— BEGIN Source excerpt —

Number of moles necessary to get piston back to initial position

[lorenz0]

Homework Statement:

In a cylindrical piston of section S a piston can move without friction. A mole of ideal monoatomic gas is confined to the left, the right chamber is empty and contains a spring with elastic constant k which would be at rest if the piston were all the way to the left.
Initially the gas is at rest in an "A" state ($p_A = 10^5 Pa, V_A = 25 dm^3$). It takes place through an exchange of heat with the outside
a slow transformation until reaching a "B" state with volume
halved. Calculate :
a) the heat $Q$ exchanged by the gas with the external environment to complete the transformation,
b) the entropy change $\Delta S_G$ of the gas,
c) how many moles $n_{agg}$ of gas must be added to bring the piston back to the initial position assuming that the temperature remains that of state "B"?

Relevant Equations:

$F_{spring}=-kx, \Delta U=Q-L, W=\int_{a}^{b} \vec{F}\cdot\vec{dx}, \Delta S=nC_V\ln(\frac{T_f}{T_i})+nR\ln(\frac{V_f}{V_i}), PV=nRT$

a) $T_A=\frac{p_AV_A}{nR}=300.7K, P_A V_A=kL^2=nRT_A$, $P_B S=k\frac{L}{2}\Rightarrow P_B V_B=k(\frac{L}{2})^2 \Rightarrow P_B=\frac{kL^2}{2V_A}=\frac{P_AV_A}{2V_A}=\frac{P_A}{2}$, $W_{spring\to gas}=\int_{L}^{L/2}kxdx=-\frac{3}{8}kL^2=-\frac{3}{8}nRT_A$$\Rightarrow Q=L+\Delta U=-\frac{3}{8}nRT_A+n\cdot\frac{3}{2}R (\frac{T_A}{4}-T_A)\simeq 3750 J$

b) $\Delta S_{gas}=nC_V\ln(\frac{T_f}{T_i})+nR\ln(\frac{V_f}{V_i})=nC_V\ln(\frac{T_A /4}{T_A})+nR\ln(\frac{V_A/2}{V_A})=-4nR\ln(2)=-23 J/K$

EDIT: I think I have managed to solve also part c)

c) $T_B=\frac{P_BV_B}{nR}=\frac{1}{nR}\cdot\frac{kL^2}{2V_A}\cdot\frac{V_A}{2}=\frac{1}{4}\frac{kL^2}{nR}=\frac{1}{4}\cdot\frac{P_AV_A}{nR}=\frac{1}{4}T_A$ so $n_f=\frac{P_AV_A}{RT_B}=\frac{10^5\cdot 25\cdot 10^{-3}}{8.314\cdot\frac{300.7}{4}}mol=4mol$ so $\Delta n=n_f-n_i=(4-1)mol=3mol$

 

[Chestermiller]

In part (a), your W is the work done by the gas on the springbecause $Q=W+\Delta U$. So, for Q, I get $$Q=-1.5RT_A=-3750\ J$$

The rest looks good. Very nice job.

— END Source excerpt —

Reproduce the piston thread word for word between "In a cylindrical" and "to the left.", inclusive. The data after this has nothing to do with the piston thread.

— BEGIN Data supplied —

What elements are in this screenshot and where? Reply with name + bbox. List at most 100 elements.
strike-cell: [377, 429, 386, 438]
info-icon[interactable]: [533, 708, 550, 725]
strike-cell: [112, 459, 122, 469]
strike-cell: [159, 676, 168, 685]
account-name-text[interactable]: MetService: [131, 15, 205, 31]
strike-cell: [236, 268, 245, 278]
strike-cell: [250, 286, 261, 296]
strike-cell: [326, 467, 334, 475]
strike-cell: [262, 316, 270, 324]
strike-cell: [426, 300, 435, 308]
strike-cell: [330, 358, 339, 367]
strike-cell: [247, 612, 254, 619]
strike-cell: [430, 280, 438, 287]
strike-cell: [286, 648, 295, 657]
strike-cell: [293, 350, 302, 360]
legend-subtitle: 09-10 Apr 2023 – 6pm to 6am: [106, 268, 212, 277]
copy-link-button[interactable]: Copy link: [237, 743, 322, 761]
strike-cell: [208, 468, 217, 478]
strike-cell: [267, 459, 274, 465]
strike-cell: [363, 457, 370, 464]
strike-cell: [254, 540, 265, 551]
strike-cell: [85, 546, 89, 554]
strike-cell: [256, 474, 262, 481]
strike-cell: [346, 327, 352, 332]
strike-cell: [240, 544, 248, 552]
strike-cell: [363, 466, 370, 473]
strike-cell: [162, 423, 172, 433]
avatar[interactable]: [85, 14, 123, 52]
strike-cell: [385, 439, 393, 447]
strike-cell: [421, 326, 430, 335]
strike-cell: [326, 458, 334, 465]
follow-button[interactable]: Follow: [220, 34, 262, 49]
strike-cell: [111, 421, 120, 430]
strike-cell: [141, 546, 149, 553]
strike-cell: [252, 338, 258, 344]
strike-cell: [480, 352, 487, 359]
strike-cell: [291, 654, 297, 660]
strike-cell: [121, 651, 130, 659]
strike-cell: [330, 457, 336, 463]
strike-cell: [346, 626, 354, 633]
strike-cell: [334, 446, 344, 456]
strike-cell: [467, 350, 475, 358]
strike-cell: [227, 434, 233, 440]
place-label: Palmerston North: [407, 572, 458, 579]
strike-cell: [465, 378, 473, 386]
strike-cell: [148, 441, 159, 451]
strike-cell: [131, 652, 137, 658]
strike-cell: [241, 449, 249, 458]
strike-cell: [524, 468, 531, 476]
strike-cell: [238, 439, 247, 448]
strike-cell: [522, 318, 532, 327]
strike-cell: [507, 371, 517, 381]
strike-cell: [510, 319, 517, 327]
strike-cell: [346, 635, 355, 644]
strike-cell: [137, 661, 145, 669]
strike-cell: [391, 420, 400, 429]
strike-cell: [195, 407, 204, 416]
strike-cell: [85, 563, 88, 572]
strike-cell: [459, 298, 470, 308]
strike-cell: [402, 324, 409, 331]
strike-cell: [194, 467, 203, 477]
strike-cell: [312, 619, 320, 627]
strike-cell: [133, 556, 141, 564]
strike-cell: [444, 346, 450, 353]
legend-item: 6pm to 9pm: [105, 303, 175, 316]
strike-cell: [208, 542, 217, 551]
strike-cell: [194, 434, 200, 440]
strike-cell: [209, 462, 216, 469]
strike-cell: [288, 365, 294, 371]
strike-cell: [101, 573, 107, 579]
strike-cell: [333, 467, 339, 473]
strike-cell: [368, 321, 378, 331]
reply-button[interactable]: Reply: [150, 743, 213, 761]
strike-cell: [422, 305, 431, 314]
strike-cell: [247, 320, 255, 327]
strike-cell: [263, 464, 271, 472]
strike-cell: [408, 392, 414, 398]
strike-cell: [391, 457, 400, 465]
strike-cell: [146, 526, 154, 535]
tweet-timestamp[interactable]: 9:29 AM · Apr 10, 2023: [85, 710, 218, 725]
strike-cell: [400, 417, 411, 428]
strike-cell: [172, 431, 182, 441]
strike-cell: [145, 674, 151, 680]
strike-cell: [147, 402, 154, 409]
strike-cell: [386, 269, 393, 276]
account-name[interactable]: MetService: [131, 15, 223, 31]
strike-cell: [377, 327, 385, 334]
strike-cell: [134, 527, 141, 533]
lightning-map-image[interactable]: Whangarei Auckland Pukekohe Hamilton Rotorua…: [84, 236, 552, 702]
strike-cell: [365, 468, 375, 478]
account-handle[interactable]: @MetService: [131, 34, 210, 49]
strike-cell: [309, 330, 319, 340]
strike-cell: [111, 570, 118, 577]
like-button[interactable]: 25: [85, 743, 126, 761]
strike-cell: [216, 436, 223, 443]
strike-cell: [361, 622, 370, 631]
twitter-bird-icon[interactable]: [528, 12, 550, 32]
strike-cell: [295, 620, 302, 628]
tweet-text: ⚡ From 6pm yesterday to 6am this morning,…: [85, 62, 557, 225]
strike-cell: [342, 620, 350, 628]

— END Data supplied —

_Task solution_
In a cylindrical piston of section S a piston can move without friction. A mole of ideal monoatomic gas is confined to the left, the right chamber is empty and contains a spring with elastic constant k which would be at rest if the piston were all the way to the left.